TASK BRIEF -
Repeat the records word for word, excluding any picture.

== RECORDS PROVIDED ==

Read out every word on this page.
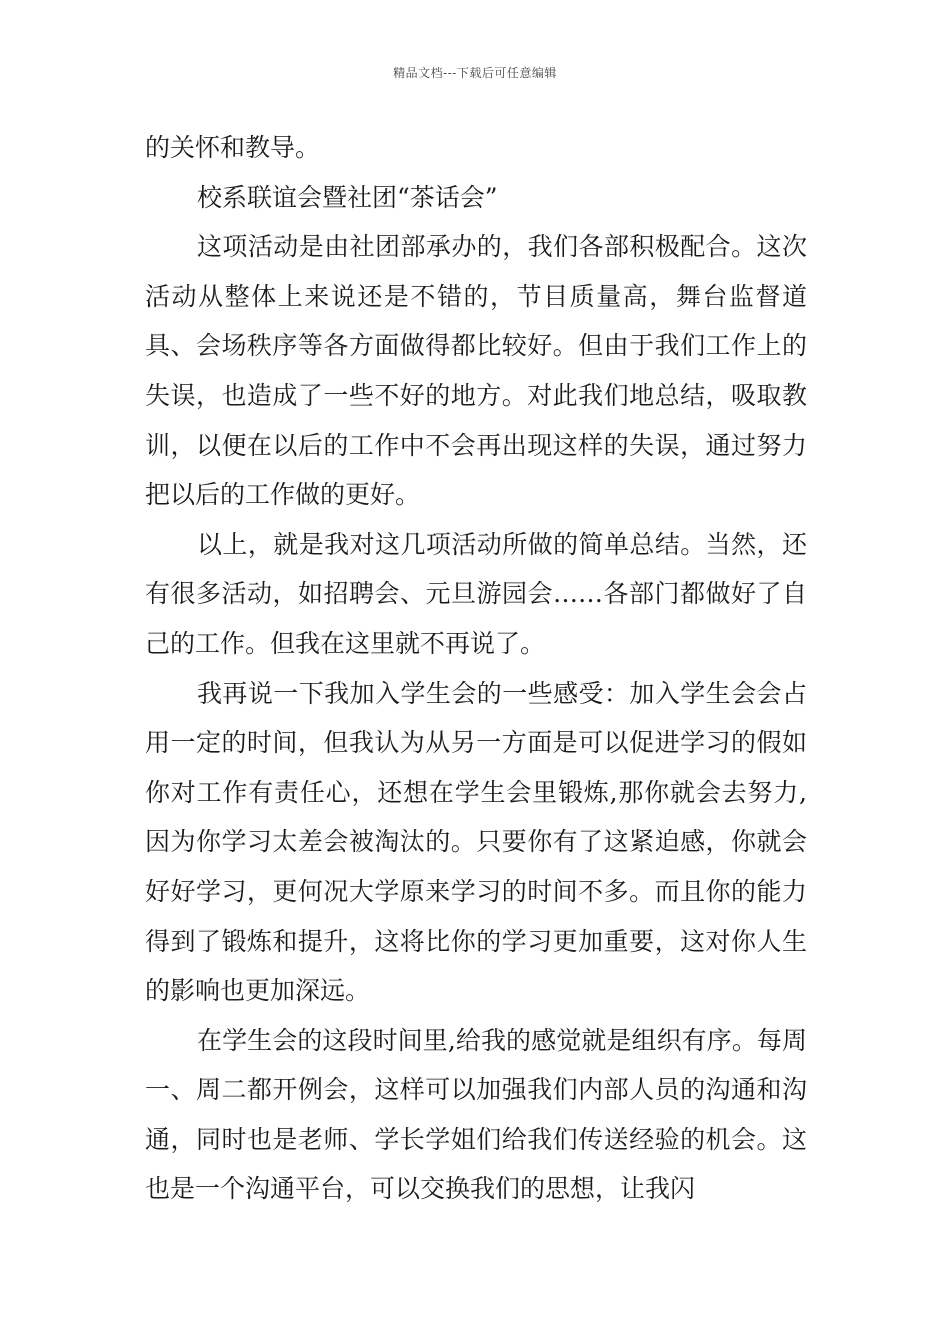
精品文档---下载后可任意编辑

的关怀和教导。

校系联谊会暨社团“茶话会”

这项活动是由社团部承办的，我们各部积极配合。这次活动从整体上来说还是不错的，节目质量高，舞台监督道具、会场秩序等各方面做得都比较好。但由于我们工作上的失误，也造成了一些不好的地方。对此我们地总结，吸取教训，以便在以后的工作中不会再出现这样的失误，通过努力把以后的工作做的更好。

以上，就是我对这几项活动所做的简单总结。当然，还有很多活动，如招聘会、元旦游园会……各部门都做好了自己的工作。但我在这里就不再说了。

我再说一下我加入学生会的一些感受：加入学生会会占用一定的时间，但我认为从另一方面是可以促进学习的假如你对工作有责任心，还想在学生会里锻炼,那你就会去努力,因为你学习太差会被淘汰的。只要你有了这紧迫感，你就会好好学习，更何况大学原来学习的时间不多。而且你的能力得到了锻炼和提升，这将比你的学习更加重要，这对你人生的影响也更加深远。

在学生会的这段时间里,给我的感觉就是组织有序。每周一、周二都开例会，这样可以加强我们内部人员的沟通和沟通，同时也是老师、学长学姐们给我们传送经验的机会。这也是一个沟通平台，可以交换我们的思想，让我闪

===

SOLUTION TO THIS TASK -
Read out every word on this page.
精品文档---下载后可任意编辑

的关怀和教导。

校系联谊会暨社团“茶话会”

这项活动是由社团部承办的，我们各部积极配合。这次活动从整体上来说还是不错的，节目质量高，舞台监督道具、会场秩序等各方面做得都比较好。但由于我们工作上的失误，也造成了一些不好的地方。对此我们地总结，吸取教训，以便在以后的工作中不会再出现这样的失误，通过努力把以后的工作做的更好。

以上，就是我对这几项活动所做的简单总结。当然，还有很多活动，如招聘会、元旦游园会……各部门都做好了自己的工作。但我在这里就不再说了。

我再说一下我加入学生会的一些感受：加入学生会会占用一定的时间，但我认为从另一方面是可以促进学习的假如你对工作有责任心，还想在学生会里锻炼,那你就会去努力,因为你学习太差会被淘汰的。只要你有了这紧迫感，你就会好好学习，更何况大学原来学习的时间不多。而且你的能力得到了锻炼和提升，这将比你的学习更加重要，这对你人生的影响也更加深远。

在学生会的这段时间里,给我的感觉就是组织有序。每周一、周二都开例会，这样可以加强我们内部人员的沟通和沟通，同时也是老师、学长学姐们给我们传送经验的机会。这也是一个沟通平台，可以交换我们的思想，让我闪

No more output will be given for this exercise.